## start

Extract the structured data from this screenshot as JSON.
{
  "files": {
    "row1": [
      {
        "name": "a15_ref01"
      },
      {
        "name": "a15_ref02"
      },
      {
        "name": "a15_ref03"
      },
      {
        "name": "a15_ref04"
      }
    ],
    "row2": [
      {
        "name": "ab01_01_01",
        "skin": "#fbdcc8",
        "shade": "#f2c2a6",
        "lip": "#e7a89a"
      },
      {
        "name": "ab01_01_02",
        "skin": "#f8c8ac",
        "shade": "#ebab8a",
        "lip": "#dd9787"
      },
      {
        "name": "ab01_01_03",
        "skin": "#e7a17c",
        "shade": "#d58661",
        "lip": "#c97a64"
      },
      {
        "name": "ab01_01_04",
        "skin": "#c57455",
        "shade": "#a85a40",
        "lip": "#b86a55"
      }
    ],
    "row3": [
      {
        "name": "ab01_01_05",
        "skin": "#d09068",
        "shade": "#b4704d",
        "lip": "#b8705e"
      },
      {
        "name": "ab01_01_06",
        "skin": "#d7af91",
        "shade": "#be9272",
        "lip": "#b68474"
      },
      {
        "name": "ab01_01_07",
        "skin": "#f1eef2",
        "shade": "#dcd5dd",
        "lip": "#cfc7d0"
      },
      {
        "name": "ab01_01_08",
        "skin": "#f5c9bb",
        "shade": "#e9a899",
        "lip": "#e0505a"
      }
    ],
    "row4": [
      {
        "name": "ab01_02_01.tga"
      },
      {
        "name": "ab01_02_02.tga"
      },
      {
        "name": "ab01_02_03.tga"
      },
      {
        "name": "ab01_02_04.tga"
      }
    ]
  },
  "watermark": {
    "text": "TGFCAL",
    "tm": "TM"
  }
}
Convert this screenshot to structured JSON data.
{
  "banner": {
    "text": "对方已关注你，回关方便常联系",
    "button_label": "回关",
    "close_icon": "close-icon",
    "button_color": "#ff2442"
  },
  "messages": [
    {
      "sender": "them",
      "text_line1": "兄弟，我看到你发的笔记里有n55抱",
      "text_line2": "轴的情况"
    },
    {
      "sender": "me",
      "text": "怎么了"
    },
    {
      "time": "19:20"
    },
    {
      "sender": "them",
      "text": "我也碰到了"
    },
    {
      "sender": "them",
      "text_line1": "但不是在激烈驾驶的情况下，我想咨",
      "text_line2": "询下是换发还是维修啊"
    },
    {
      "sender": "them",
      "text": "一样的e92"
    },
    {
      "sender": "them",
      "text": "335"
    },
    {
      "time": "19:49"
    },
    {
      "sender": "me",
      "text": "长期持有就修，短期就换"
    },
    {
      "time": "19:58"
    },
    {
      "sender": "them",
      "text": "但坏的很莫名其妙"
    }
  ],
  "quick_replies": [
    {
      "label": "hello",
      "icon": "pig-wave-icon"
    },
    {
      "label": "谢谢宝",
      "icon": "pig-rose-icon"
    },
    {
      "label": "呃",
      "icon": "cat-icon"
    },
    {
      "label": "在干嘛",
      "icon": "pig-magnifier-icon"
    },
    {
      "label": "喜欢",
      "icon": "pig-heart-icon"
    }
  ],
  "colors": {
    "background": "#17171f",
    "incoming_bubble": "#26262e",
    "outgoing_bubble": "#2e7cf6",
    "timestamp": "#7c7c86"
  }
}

## end

### TASK:
Please quote the records above exactly, without skipping a line.

### COMPLETE RESPONSE:
Extract the structured data from this screenshot as JSON.
{
  "files": {
    "row1": [
      {
        "name": "a15_ref01"
      },
      {
        "name": "a15_ref02"
      },
      {
        "name": "a15_ref03"
      },
      {
        "name": "a15_ref04"
      }
    ],
    "row2": [
      {
        "name": "ab01_01_01",
        "skin": "#fbdcc8",
        "shade": "#f2c2a6",
        "lip": "#e7a89a"
      },
      {
        "name": "ab01_01_02",
        "skin": "#f8c8ac",
        "shade": "#ebab8a",
        "lip": "#dd9787"
      },
      {
        "name": "ab01_01_03",
        "skin": "#e7a17c",
        "shade": "#d58661",
        "lip": "#c97a64"
      },
      {
        "name": "ab01_01_04",
        "skin": "#c57455",
        "shade": "#a85a40",
        "lip": "#b86a55"
      }
    ],
    "row3": [
      {
        "name": "ab01_01_05",
        "skin": "#d09068",
        "shade": "#b4704d",
        "lip": "#b8705e"
      },
      {
        "name": "ab01_01_06",
        "skin": "#d7af91",
        "shade": "#be9272",
        "lip": "#b68474"
      },
      {
        "name": "ab01_01_07",
        "skin": "#f1eef2",
        "shade": "#dcd5dd",
        "lip": "#cfc7d0"
      },
      {
        "name": "ab01_01_08",
        "skin": "#f5c9bb",
        "shade": "#e9a899",
        "lip": "#e0505a"
      }
    ],
    "row4": [
      {
        "name": "ab01_02_01.tga"
      },
      {
        "name": "ab01_02_02.tga"
      },
      {
        "name": "ab01_02_03.tga"
      },
      {
        "name": "ab01_02_04.tga"
      }
    ]
  },
  "watermark": {
    "text": "TGFCAL",
    "tm": "TM"
  }
}
Convert this screenshot to structured JSON data.
{
  "banner": {
    "text": "对方已关注你，回关方便常联系",
    "button_label": "回关",
    "close_icon": "close-icon",
    "button_color": "#ff2442"
  },
  "messages": [
    {
      "sender": "them",
      "text_line1": "兄弟，我看到你发的笔记里有n55抱",
      "text_line2": "轴的情况"
    },
    {
      "sender": "me",
      "text": "怎么了"
    },
    {
      "time": "19:20"
    },
    {
      "sender": "them",
      "text": "我也碰到了"
    },
    {
      "sender": "them",
      "text_line1": "但不是在激烈驾驶的情况下，我想咨",
      "text_line2": "询下是换发还是维修啊"
    },
    {
      "sender": "them",
      "text": "一样的e92"
    },
    {
      "sender": "them",
      "text": "335"
    },
    {
      "time": "19:49"
    },
    {
      "sender": "me",
      "text": "长期持有就修，短期就换"
    },
    {
      "time": "19:58"
    },
    {
      "sender": "them",
      "text": "但坏的很莫名其妙"
    }
  ],
  "quick_replies": [
    {
      "label": "hello",
      "icon": "pig-wave-icon"
    },
    {
      "label": "谢谢宝",
      "icon": "pig-rose-icon"
    },
    {
      "label": "呃",
      "icon": "cat-icon"
    },
    {
      "label": "在干嘛",
      "icon": "pig-magnifier-icon"
    },
    {
      "label": "喜欢",
      "icon": "pig-heart-icon"
    }
  ],
  "colors": {
    "background": "#17171f",
    "incoming_bubble": "#26262e",
    "outgoing_bubble": "#2e7cf6",
    "timestamp": "#7c7c86"
  }
}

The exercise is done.